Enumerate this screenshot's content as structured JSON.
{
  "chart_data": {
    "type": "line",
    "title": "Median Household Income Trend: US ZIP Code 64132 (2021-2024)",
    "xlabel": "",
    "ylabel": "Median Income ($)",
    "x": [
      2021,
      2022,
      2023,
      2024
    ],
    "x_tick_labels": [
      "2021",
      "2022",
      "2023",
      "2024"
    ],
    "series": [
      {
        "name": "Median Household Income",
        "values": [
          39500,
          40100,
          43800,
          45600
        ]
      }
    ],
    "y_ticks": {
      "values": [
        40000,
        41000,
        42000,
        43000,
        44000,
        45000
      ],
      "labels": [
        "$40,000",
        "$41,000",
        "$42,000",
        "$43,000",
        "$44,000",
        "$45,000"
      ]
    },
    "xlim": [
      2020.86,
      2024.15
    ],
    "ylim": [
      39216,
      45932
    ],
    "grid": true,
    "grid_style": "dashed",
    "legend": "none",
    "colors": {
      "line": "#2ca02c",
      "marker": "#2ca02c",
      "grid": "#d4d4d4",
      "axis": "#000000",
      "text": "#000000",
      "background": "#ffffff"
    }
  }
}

AIM: Your task is to reproduce all of the records exactly.

THE RESULT:
Enumerate this screenshot's content as structured JSON.
{
  "chart_data": {
    "type": "line",
    "title": "Median Household Income Trend: US ZIP Code 64132 (2021-2024)",
    "xlabel": "",
    "ylabel": "Median Income ($)",
    "x": [
      2021,
      2022,
      2023,
      2024
    ],
    "x_tick_labels": [
      "2021",
      "2022",
      "2023",
      "2024"
    ],
    "series": [
      {
        "name": "Median Household Income",
        "values": [
          39500,
          40100,
          43800,
          45600
        ]
      }
    ],
    "y_ticks": {
      "values": [
        40000,
        41000,
        42000,
        43000,
        44000,
        45000
      ],
      "labels": [
        "$40,000",
        "$41,000",
        "$42,000",
        "$43,000",
        "$44,000",
        "$45,000"
      ]
    },
    "xlim": [
      2020.86,
      2024.15
    ],
    "ylim": [
      39216,
      45932
    ],
    "grid": true,
    "grid_style": "dashed",
    "legend": "none",
    "colors": {
      "line": "#2ca02c",
      "marker": "#2ca02c",
      "grid": "#d4d4d4",
      "axis": "#000000",
      "text": "#000000",
      "background": "#ffffff"
    }
  }
}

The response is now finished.